Records shown »
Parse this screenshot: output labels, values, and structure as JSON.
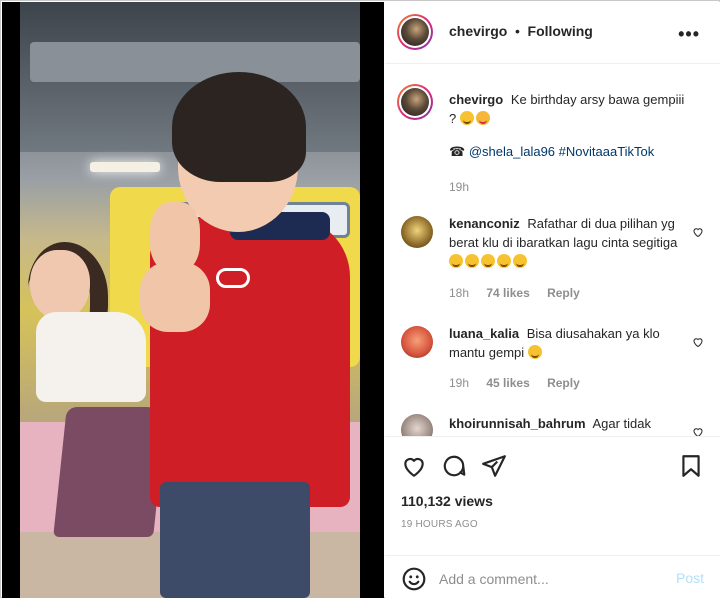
{
  "post": {
    "username": "chevirgo",
    "separator": "•",
    "following_label": "Following",
    "more_label": "•••",
    "caption_text": "Ke birthday arsy bawa gempiii ?",
    "caption_tags_icon": "☎",
    "caption_mention": "@shela_lala96",
    "caption_hashtag": "#NovitaaaTikTok",
    "caption_time": "19h"
  },
  "comments": [
    {
      "username": "kenanconiz",
      "text": "Rafathar di dua pilihan yg berat klu di ibaratkan lagu cinta segitiga",
      "time": "18h",
      "likes": "74 likes",
      "reply": "Reply"
    },
    {
      "username": "luana_kalia",
      "text": "Bisa diusahakan ya klo mantu gempi",
      "time": "19h",
      "likes": "45 likes",
      "reply": "Reply"
    },
    {
      "username": "khoirunnisah_bahrum",
      "text": "Agar tidak"
    }
  ],
  "stats": {
    "views": "110,132 views",
    "time_ago": "19 HOURS AGO"
  },
  "composer": {
    "placeholder": "Add a comment...",
    "post_label": "Post"
  },
  "icons": {
    "like": "heart-icon",
    "comment": "comment-icon",
    "share": "paper-plane-icon",
    "save": "bookmark-icon",
    "emoji": "smiley-icon",
    "more": "ellipsis-icon"
  },
  "colors": {
    "link": "#00376b",
    "muted": "#8e8e8e",
    "post_disabled": "#b2dffc",
    "shirt_red": "#d01e27"
  }
}
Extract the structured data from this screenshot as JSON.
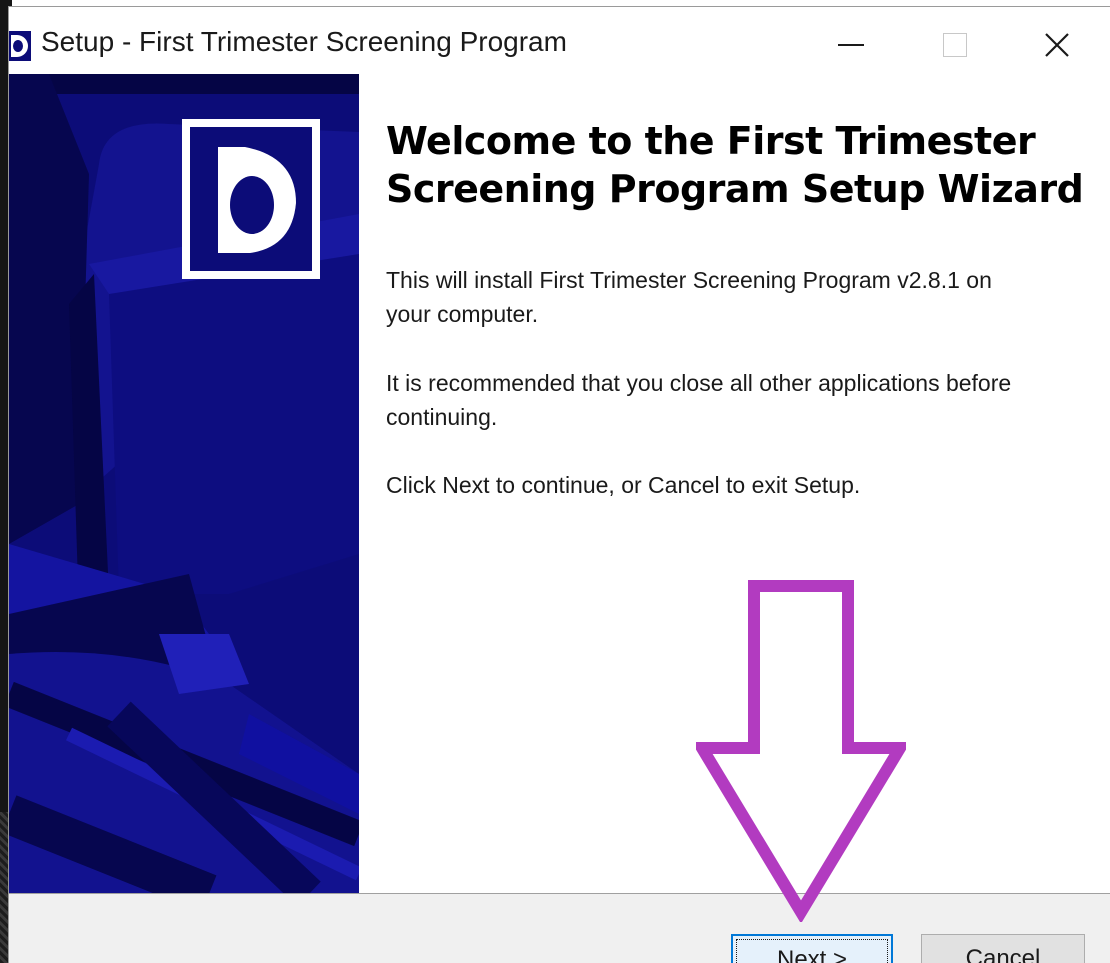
{
  "window": {
    "title": "Setup - First Trimester Screening Program",
    "controls": {
      "minimize_icon": "minimize-icon",
      "maximize_icon": "maximize-icon",
      "close_icon": "close-icon"
    }
  },
  "banner": {
    "logo_icon": "app-logo-icon",
    "background_color": "#0c0c78"
  },
  "content": {
    "heading_line1": "Welcome to the First Trimester",
    "heading_line2": "Screening Program Setup Wizard",
    "paragraph_install_line1": "This will install First Trimester Screening Program v2.8.1 on",
    "paragraph_install_line2": "your computer.",
    "paragraph_recommend_line1": "It is recommended that you close all other applications before",
    "paragraph_recommend_line2": "continuing.",
    "paragraph_instructions": "Click Next to continue, or Cancel to exit Setup."
  },
  "annotation": {
    "icon": "down-arrow-icon",
    "color": "#b23bc0"
  },
  "footer": {
    "next_label": "Next >",
    "cancel_label": "Cancel"
  }
}
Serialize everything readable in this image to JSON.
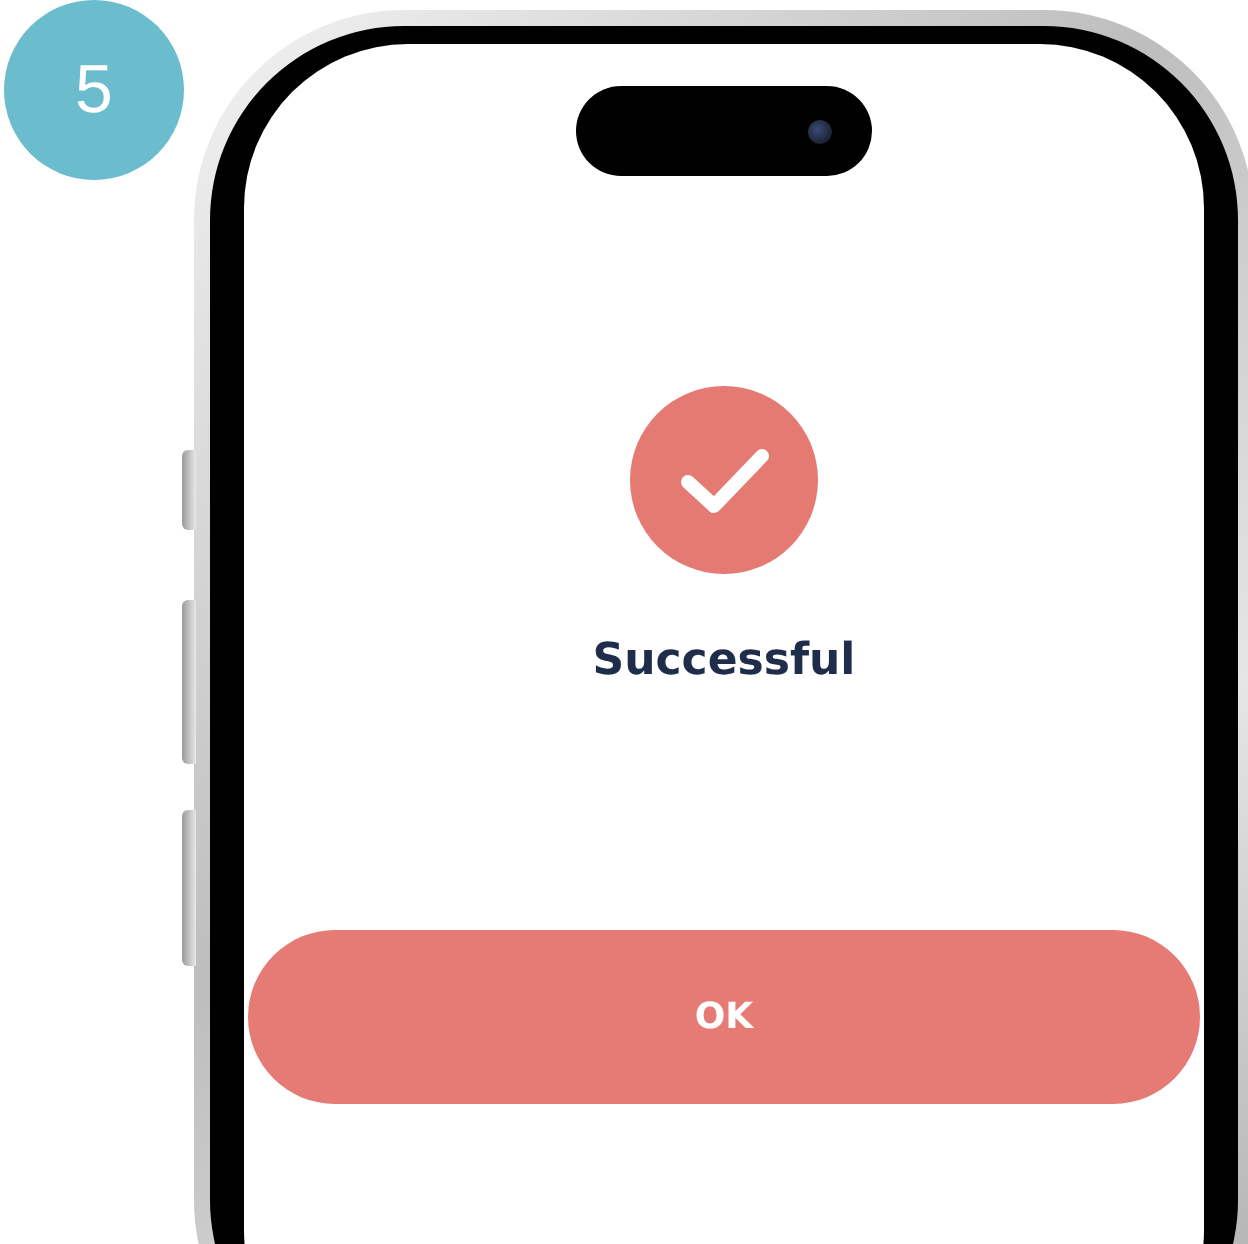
{
  "step_badge": "5",
  "screen": {
    "status_title": "Successful",
    "button": "OK"
  }
}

Your goal »
With pictures left out, repeat exactly the lines from the line bearing "Serialize everything readable" through the final line of the records above.

Exercise output »
Serialize everything readable in this image to JSON.
{
  "step_badge": "5",
  "screen": {
    "status_title": "Successful",
    "button": "OK"
  }
}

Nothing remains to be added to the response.